[Data records]
____

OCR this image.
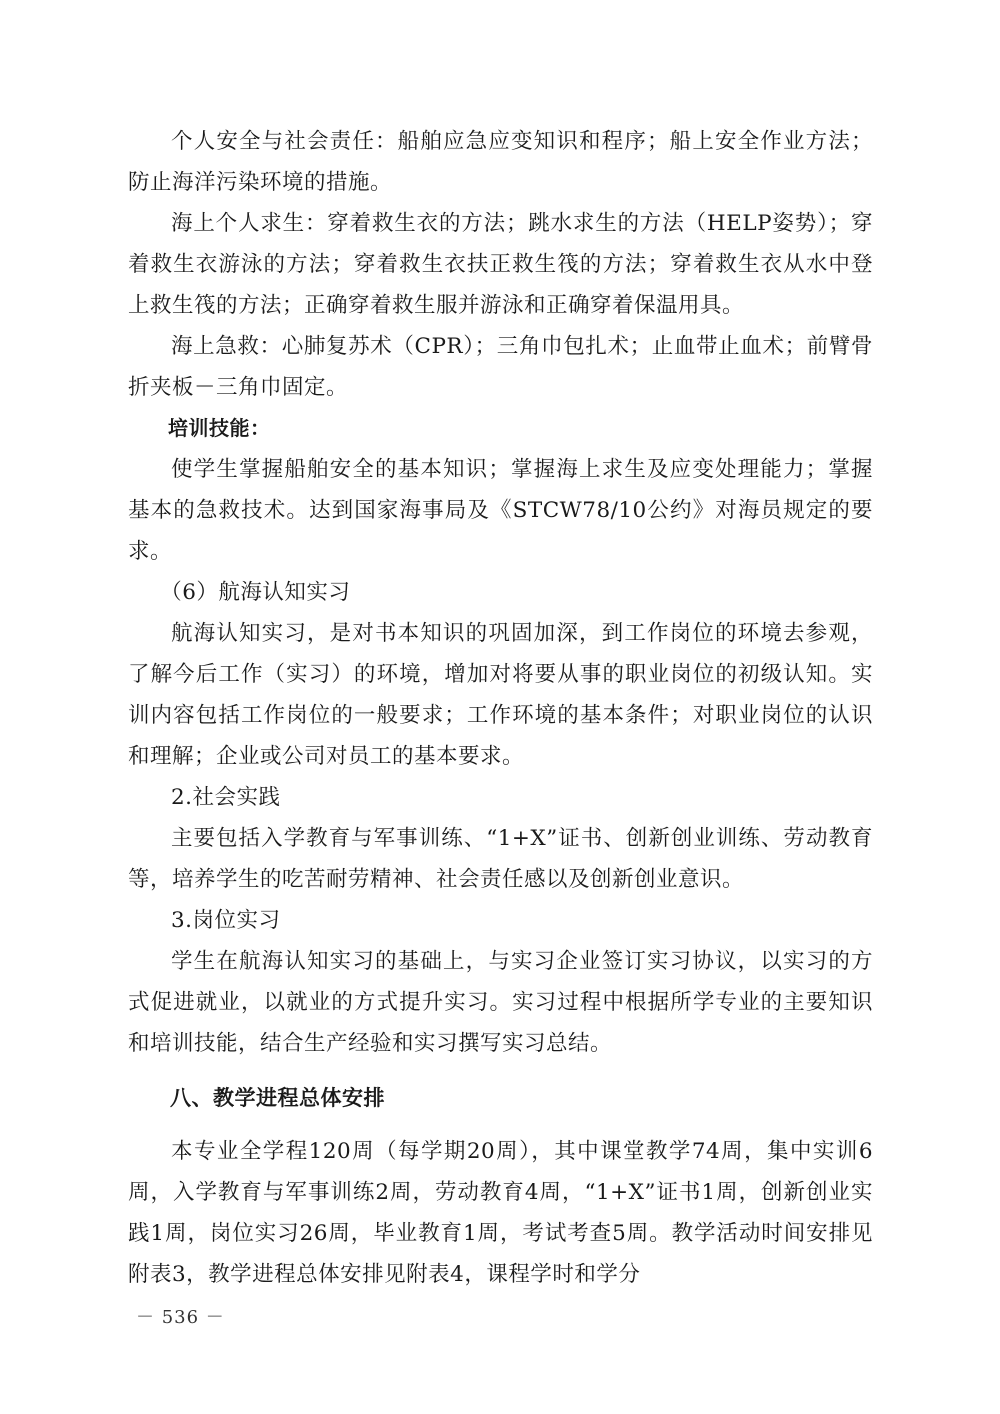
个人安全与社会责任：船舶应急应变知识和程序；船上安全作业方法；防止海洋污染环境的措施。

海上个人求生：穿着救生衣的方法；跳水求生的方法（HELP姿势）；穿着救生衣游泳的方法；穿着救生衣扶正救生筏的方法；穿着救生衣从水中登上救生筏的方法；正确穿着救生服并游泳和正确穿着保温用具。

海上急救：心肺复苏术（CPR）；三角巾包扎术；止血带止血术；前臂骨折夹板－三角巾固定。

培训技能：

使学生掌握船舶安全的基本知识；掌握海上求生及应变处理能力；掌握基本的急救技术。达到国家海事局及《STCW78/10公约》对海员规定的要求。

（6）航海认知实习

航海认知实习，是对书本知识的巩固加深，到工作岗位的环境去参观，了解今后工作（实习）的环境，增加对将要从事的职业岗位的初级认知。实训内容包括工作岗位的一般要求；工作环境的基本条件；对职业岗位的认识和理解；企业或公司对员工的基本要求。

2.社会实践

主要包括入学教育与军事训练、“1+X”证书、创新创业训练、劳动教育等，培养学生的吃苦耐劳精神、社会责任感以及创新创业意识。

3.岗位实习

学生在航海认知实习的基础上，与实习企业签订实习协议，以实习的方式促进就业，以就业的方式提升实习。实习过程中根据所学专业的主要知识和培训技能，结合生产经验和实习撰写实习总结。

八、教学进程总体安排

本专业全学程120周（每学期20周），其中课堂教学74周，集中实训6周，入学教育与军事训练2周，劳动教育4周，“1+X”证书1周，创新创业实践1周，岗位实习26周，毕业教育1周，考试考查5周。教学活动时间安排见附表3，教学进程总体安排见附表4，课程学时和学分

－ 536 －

____

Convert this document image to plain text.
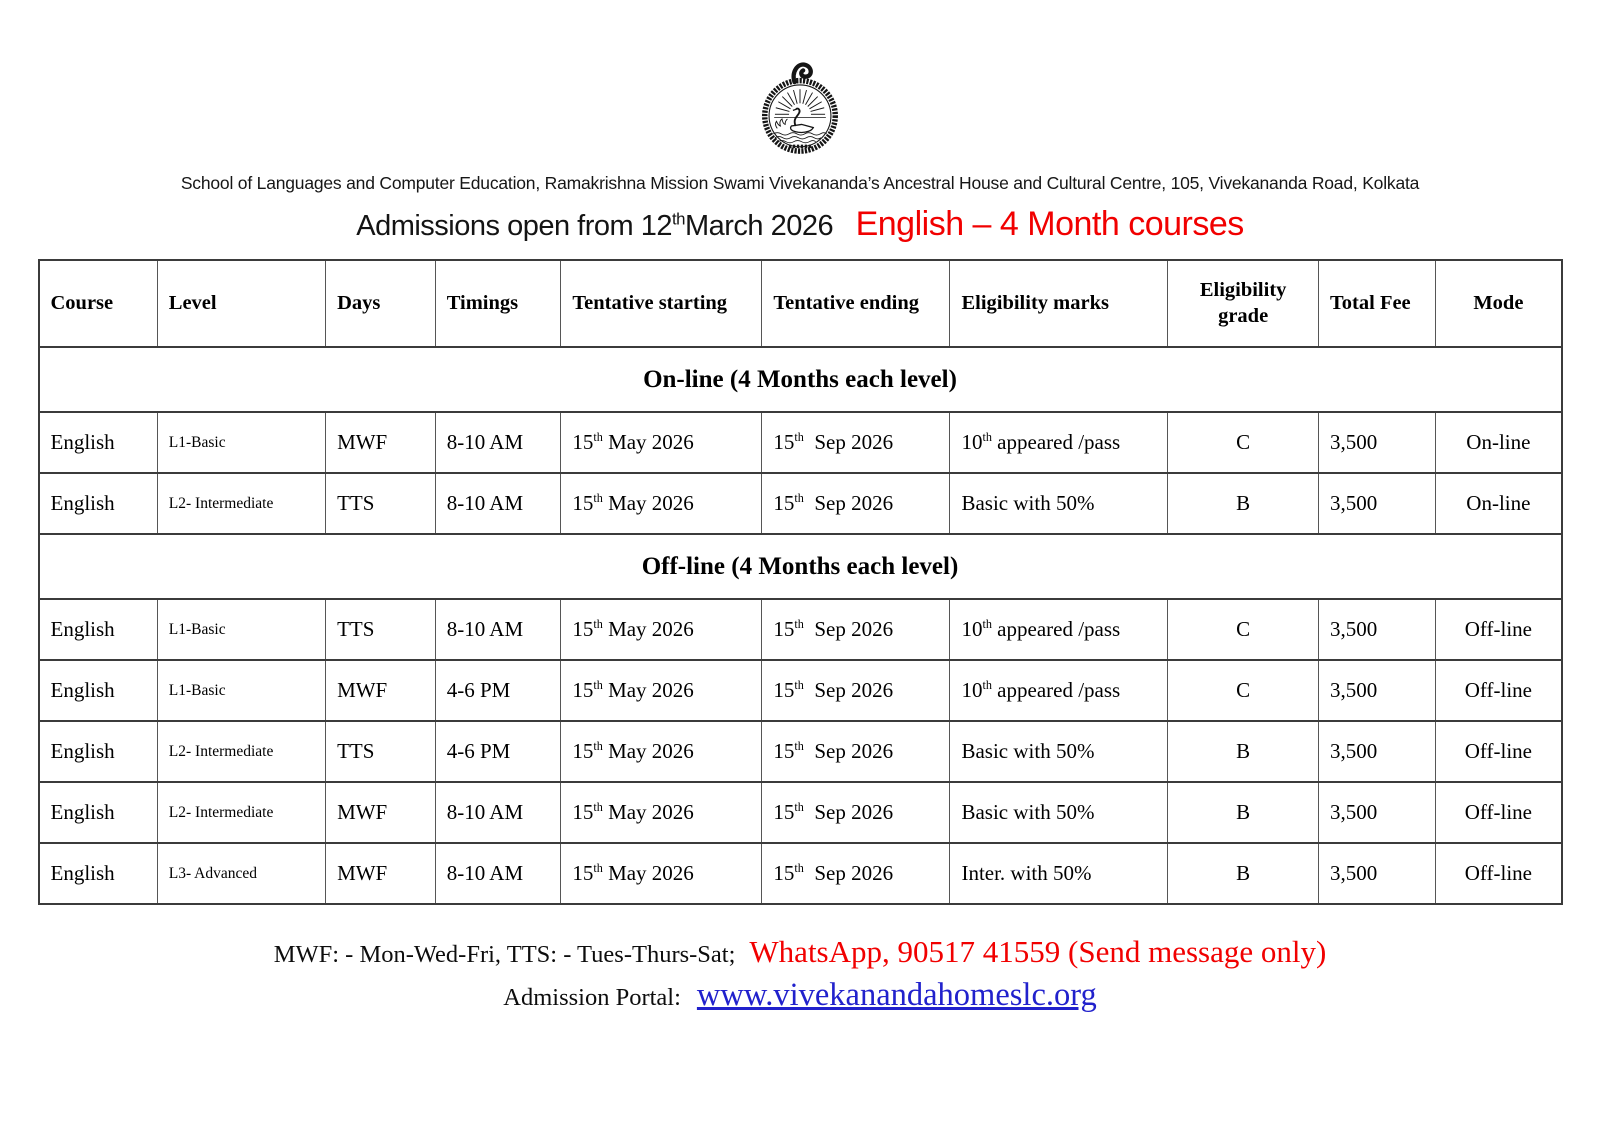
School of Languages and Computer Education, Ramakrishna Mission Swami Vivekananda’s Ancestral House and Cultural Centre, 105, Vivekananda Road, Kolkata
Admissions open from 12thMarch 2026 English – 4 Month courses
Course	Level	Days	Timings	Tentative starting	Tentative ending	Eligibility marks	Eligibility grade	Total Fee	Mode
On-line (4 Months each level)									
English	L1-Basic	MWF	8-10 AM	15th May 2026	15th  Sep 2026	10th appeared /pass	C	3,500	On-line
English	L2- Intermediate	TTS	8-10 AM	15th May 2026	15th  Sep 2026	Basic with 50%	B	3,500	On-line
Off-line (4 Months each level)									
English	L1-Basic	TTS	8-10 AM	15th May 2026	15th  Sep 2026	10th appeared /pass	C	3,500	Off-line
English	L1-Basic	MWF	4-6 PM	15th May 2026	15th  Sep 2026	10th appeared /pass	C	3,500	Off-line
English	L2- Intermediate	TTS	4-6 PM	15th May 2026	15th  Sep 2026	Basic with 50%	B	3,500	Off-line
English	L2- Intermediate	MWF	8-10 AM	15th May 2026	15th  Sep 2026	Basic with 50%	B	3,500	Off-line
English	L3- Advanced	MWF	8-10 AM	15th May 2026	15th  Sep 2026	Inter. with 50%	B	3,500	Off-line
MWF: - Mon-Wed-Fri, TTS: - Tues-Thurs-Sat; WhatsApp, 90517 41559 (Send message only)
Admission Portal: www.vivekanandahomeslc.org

____

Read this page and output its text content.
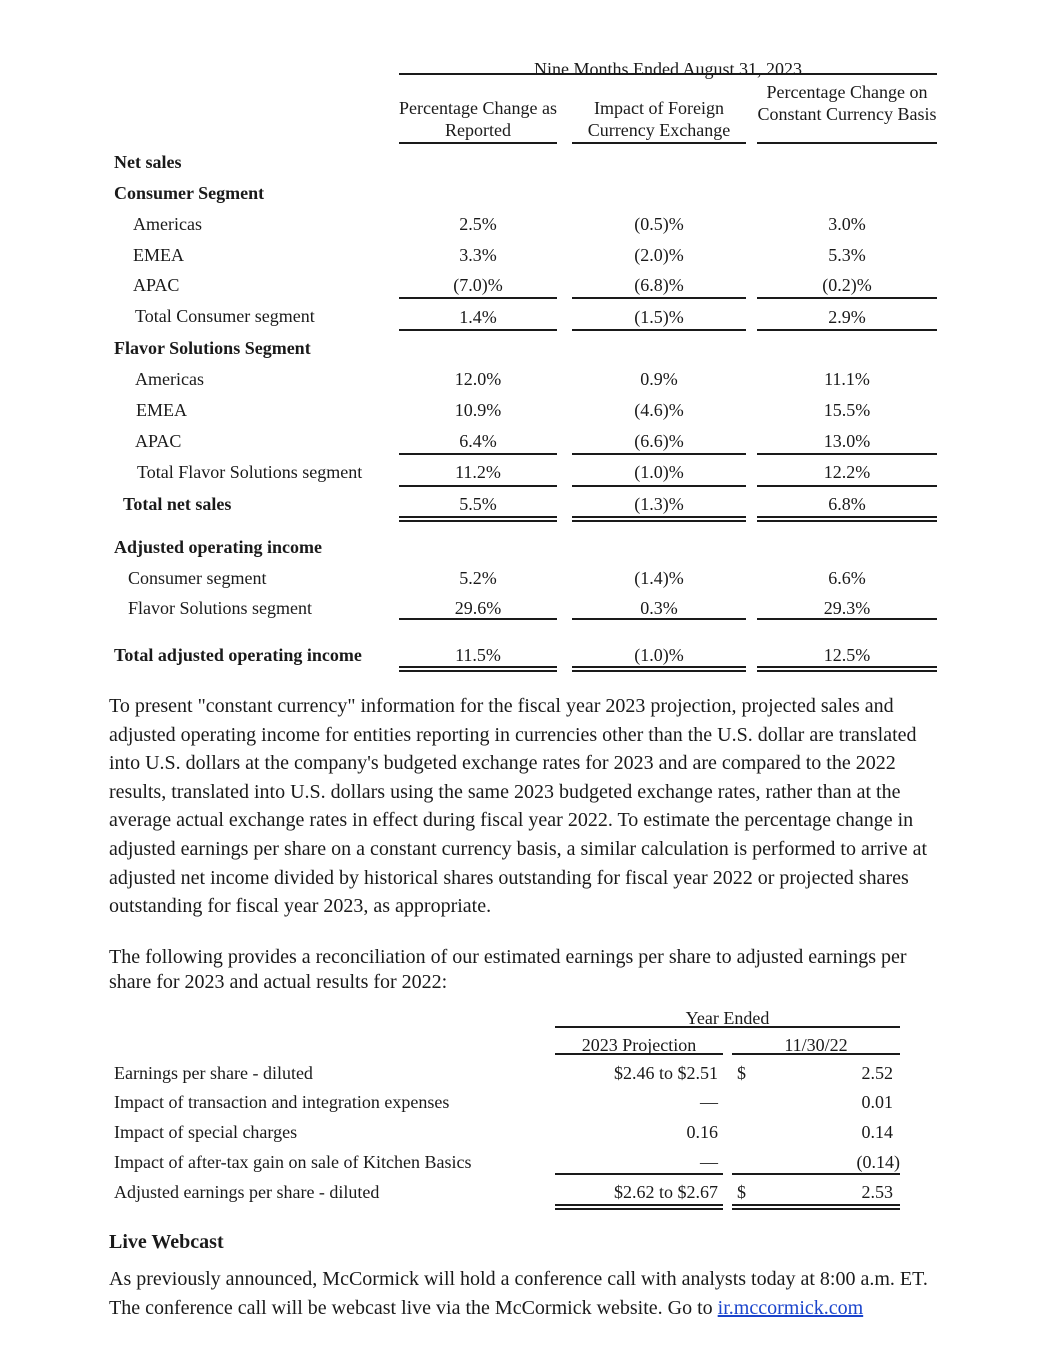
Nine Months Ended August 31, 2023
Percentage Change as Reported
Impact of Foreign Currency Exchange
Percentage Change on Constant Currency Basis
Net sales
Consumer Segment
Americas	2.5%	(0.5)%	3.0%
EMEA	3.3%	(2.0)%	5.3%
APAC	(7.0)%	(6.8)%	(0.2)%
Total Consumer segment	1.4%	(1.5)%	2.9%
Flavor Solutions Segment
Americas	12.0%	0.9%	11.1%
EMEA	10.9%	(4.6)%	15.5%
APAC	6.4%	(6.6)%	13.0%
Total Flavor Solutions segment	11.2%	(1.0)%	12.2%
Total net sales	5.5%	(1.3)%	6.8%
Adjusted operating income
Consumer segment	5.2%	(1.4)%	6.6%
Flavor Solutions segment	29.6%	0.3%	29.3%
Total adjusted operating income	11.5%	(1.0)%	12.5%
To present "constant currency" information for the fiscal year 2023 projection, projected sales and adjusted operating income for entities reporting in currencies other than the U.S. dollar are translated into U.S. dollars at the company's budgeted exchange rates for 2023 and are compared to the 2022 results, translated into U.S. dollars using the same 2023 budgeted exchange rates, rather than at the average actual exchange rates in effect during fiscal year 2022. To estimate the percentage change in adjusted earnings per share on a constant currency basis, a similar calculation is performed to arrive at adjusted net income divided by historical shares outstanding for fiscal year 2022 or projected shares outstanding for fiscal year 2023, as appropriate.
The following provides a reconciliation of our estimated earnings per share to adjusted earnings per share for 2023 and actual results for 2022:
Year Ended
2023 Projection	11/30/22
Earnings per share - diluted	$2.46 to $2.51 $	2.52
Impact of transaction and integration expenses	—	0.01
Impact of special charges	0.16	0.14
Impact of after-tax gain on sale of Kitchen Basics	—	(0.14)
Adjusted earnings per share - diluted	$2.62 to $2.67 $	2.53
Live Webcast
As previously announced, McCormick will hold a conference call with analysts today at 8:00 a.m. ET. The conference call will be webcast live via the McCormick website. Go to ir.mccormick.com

____

Every line that holds the string "income" should be returned.

In response
Adjusted operating income
Total adjusted operating income	11.5%	(1.0)%	12.5%
To present "constant currency" information for the fiscal year 2023 projection, projected sales and adjusted operating income for entities reporting in currencies other than the U.S. dollar are translated into U.S. dollars at the company's budgeted exchange rates for 2023 and are compared to the 2022 results, translated into U.S. dollars using the same 2023 budgeted exchange rates, rather than at the average actual exchange rates in effect during fiscal year 2022. To estimate the percentage change in adjusted earnings per share on a constant currency basis, a similar calculation is performed to arrive at adjusted net income divided by historical shares outstanding for fiscal year 2022 or projected shares outstanding for fiscal year 2023, as appropriate.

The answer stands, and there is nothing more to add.